INSTRUCTIONS TO FOLLOW: Select the lines that hold the word "this" and copy each one.
--- DATA TO PROCESS ---
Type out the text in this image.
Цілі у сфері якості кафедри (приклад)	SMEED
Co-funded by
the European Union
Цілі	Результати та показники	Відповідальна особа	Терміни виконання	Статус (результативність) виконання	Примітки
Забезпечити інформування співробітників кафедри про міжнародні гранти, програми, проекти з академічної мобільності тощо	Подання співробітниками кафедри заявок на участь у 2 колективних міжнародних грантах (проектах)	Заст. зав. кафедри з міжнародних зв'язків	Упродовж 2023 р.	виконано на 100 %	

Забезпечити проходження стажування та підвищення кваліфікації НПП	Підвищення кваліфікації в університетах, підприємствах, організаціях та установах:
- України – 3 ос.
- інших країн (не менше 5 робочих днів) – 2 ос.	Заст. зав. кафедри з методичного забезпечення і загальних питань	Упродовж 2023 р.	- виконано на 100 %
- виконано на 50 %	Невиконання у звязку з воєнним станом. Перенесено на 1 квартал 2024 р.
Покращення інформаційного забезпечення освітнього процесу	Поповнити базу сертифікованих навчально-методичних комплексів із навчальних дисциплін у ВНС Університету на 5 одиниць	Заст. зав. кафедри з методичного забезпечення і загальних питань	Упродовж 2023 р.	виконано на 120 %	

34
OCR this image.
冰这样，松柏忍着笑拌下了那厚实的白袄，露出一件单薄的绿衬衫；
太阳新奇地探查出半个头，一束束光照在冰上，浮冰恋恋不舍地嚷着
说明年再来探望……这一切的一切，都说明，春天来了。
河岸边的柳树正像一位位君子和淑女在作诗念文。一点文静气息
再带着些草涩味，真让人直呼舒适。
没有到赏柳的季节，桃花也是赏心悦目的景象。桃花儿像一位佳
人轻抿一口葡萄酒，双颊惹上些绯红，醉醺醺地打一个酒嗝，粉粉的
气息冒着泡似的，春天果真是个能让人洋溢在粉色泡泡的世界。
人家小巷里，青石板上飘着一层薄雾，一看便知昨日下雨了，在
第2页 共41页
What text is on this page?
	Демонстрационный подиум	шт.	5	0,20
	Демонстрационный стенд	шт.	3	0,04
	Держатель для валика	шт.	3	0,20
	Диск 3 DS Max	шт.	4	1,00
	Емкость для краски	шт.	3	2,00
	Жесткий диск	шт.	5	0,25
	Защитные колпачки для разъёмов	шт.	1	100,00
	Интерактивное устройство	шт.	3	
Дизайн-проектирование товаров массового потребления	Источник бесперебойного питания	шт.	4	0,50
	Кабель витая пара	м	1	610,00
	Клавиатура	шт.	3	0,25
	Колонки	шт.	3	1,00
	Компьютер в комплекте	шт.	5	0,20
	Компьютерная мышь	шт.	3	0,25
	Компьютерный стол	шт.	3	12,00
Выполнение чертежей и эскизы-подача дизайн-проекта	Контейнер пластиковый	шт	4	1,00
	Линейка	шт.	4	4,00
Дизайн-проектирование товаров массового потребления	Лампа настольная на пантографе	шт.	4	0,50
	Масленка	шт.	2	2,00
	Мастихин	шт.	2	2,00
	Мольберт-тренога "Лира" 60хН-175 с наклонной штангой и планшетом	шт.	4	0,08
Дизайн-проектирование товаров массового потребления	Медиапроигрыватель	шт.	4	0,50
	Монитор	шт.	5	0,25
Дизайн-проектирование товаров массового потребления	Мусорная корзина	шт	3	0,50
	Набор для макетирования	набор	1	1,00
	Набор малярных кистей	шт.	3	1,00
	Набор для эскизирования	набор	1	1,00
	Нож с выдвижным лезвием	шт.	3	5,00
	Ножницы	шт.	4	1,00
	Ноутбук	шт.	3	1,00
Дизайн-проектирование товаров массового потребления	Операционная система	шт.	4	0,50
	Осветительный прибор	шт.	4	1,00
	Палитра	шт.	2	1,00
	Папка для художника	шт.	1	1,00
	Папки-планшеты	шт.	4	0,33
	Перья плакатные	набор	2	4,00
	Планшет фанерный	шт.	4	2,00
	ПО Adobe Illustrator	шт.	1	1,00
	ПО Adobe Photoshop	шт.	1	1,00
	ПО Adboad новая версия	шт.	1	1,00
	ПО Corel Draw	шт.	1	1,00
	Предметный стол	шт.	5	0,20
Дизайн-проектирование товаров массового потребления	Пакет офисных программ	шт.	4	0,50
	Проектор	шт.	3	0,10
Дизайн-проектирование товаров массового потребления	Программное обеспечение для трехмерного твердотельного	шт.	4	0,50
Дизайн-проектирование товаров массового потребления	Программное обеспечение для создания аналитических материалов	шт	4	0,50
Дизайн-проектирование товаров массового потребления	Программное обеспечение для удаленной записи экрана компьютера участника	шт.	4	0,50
---
EXERCISE ANSWER:
Type out the text in this image.
OCR this image.
What text is on this page?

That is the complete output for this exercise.